┏━━
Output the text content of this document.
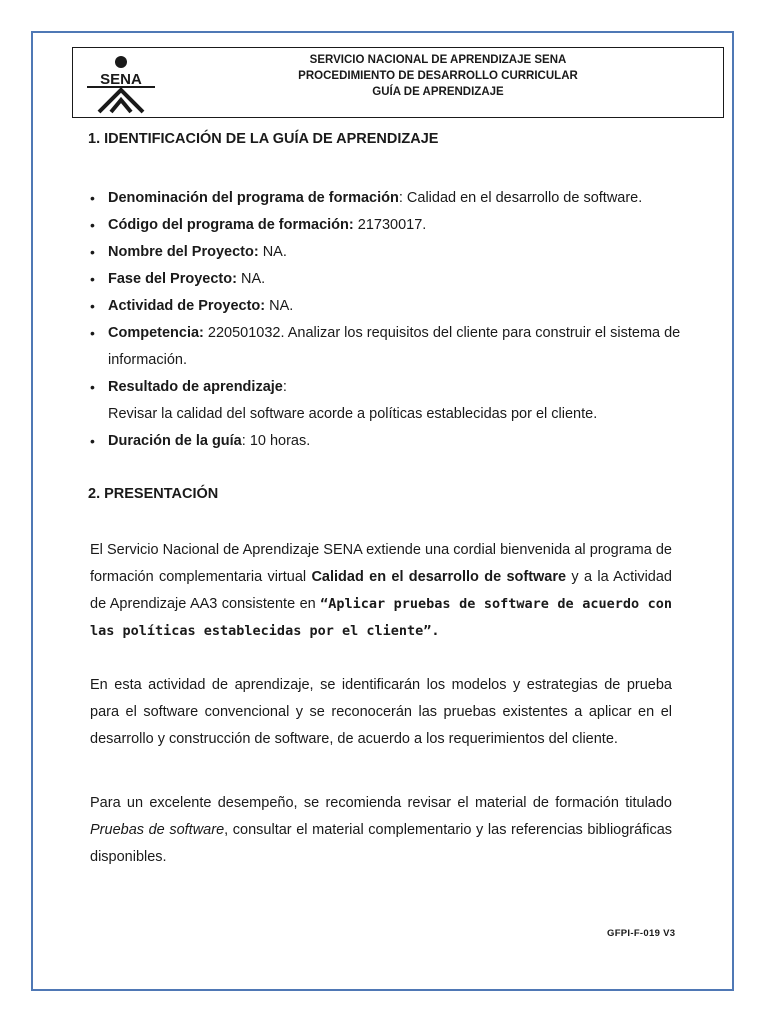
SENA
SERVICIO NACIONAL DE APRENDIZAJE SENA
PROCEDIMIENTO DE DESARROLLO CURRICULAR
GUÍA DE APRENDIZAJE
1. IDENTIFICACIÓN DE LA GUÍA DE APRENDIZAJE
• Denominación del programa de formación: Calidad en el desarrollo de software.
• Código del programa de formación: 21730017.
• Nombre del Proyecto: NA.
• Fase del Proyecto: NA.
• Actividad de Proyecto: NA.
• Competencia: 220501032. Analizar los requisitos del cliente para construir el sistema de información.
• Resultado de aprendizaje:
Revisar la calidad del software acorde a políticas establecidas por el cliente.
• Duración de la guía: 10 horas.
2. PRESENTACIÓN

El Servicio Nacional de Aprendizaje SENA extiende una cordial bienvenida al programa de formación complementaria virtual Calidad en el desarrollo de software y a la Actividad de Aprendizaje AA3 consistente en “Aplicar pruebas de software de acuerdo con las políticas establecidas por el cliente”.

En esta actividad de aprendizaje, se identificarán los modelos y estrategias de prueba para el software convencional y se reconocerán las pruebas existentes a aplicar en el desarrollo y construcción de software, de acuerdo a los requerimientos del cliente.

Para un excelente desempeño, se recomienda revisar el material de formación titulado Pruebas de software, consultar el material complementario y las referencias bibliográficas disponibles.

GFPI-F-019 V3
┗━━
## WRITTEN TASK:
Copy the records above exactly. The pictures are not part of the copy.

## THE OUTPUT:
Output the text content of this document.
SENA
SERVICIO NACIONAL DE APRENDIZAJE SENA
PROCEDIMIENTO DE DESARROLLO CURRICULAR
GUÍA DE APRENDIZAJE
1. IDENTIFICACIÓN DE LA GUÍA DE APRENDIZAJE
• Denominación del programa de formación: Calidad en el desarrollo de software.
• Código del programa de formación: 21730017.
• Nombre del Proyecto: NA.
• Fase del Proyecto: NA.
• Actividad de Proyecto: NA.
• Competencia: 220501032. Analizar los requisitos del cliente para construir el sistema de información.
• Resultado de aprendizaje:
Revisar la calidad del software acorde a políticas establecidas por el cliente.
• Duración de la guía: 10 horas.
2. PRESENTACIÓN

El Servicio Nacional de Aprendizaje SENA extiende una cordial bienvenida al programa de formación complementaria virtual Calidad en el desarrollo de software y a la Actividad de Aprendizaje AA3 consistente en “Aplicar pruebas de software de acuerdo con las políticas establecidas por el cliente”.

En esta actividad de aprendizaje, se identificarán los modelos y estrategias de prueba para el software convencional y se reconocerán las pruebas existentes a aplicar en el desarrollo y construcción de software, de acuerdo a los requerimientos del cliente.

Para un excelente desempeño, se recomienda revisar el material de formación titulado Pruebas de software, consultar el material complementario y las referencias bibliográficas disponibles.

GFPI-F-019 V3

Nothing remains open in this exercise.